# Problem requirements
Every line containing the word "Preview" needs to be found and copied.

***

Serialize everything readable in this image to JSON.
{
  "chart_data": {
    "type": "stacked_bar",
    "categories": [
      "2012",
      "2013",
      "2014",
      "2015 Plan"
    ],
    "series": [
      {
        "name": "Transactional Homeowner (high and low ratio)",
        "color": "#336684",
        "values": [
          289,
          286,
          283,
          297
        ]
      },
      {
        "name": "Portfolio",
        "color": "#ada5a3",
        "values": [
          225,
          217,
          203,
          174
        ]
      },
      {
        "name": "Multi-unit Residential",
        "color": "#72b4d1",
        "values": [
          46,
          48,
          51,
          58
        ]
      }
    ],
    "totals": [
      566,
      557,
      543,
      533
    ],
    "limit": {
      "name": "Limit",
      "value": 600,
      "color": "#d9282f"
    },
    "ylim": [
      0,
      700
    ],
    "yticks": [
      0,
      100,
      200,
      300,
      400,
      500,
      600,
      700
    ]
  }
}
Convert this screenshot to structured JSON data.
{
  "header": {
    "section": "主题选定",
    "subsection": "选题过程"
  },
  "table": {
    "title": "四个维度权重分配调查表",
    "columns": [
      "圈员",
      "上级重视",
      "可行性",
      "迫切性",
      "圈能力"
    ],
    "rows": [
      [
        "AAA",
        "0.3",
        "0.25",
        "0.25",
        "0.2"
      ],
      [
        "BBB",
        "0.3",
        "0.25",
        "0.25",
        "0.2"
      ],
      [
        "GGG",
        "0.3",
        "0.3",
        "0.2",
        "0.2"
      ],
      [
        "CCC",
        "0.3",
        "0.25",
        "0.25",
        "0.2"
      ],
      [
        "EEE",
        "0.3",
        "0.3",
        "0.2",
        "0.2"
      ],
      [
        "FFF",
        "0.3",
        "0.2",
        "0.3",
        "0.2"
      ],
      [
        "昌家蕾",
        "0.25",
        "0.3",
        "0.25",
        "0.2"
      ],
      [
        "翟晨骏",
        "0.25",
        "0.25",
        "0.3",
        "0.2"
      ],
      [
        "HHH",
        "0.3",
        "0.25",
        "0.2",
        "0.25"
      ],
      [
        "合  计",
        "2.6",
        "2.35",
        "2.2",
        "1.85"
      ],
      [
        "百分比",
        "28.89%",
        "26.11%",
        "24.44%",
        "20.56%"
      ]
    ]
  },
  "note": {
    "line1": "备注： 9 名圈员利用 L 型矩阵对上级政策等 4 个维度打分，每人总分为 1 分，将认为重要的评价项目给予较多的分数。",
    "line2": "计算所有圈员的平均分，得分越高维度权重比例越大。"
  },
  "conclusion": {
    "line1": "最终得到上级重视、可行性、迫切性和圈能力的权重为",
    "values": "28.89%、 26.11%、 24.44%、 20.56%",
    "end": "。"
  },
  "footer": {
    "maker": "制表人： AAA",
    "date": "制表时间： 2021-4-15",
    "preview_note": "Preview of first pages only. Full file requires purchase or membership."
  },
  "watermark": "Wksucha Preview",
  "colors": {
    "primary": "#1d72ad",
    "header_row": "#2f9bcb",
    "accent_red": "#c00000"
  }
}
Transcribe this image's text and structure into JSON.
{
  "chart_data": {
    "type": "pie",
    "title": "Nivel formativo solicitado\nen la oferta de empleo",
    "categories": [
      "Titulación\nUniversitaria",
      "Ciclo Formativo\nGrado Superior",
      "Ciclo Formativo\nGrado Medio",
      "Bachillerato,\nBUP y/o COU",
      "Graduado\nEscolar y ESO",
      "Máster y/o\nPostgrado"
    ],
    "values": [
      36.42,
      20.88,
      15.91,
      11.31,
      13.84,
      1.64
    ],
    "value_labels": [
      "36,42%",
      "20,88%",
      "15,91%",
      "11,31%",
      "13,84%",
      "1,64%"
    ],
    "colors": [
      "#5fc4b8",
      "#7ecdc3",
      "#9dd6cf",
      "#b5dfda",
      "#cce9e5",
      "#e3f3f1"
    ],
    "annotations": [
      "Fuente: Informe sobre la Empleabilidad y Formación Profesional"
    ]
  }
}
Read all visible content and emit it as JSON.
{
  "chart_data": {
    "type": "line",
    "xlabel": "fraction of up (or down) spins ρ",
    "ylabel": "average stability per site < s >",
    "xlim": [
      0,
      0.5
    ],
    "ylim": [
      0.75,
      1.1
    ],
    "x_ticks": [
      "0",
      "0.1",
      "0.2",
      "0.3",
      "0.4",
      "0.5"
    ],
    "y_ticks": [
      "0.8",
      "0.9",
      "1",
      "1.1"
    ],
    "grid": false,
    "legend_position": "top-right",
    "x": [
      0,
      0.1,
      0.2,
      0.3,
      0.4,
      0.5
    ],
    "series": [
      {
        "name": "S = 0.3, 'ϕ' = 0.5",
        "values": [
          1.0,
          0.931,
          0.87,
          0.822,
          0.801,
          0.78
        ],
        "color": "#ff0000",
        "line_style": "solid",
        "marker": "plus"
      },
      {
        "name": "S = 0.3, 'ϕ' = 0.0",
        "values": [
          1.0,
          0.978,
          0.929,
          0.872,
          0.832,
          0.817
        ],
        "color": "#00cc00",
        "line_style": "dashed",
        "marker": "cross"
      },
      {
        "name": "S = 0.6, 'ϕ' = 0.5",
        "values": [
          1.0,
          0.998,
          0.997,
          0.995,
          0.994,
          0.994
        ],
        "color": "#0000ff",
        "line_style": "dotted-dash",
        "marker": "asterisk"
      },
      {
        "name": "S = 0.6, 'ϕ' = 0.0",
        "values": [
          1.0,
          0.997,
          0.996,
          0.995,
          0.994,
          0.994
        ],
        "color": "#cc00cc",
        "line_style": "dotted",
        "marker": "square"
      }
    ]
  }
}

***

# Answer
    "preview_note": "Preview of first pages only. Full file requires purchase or membership."
  "watermark": "Wksucha Preview",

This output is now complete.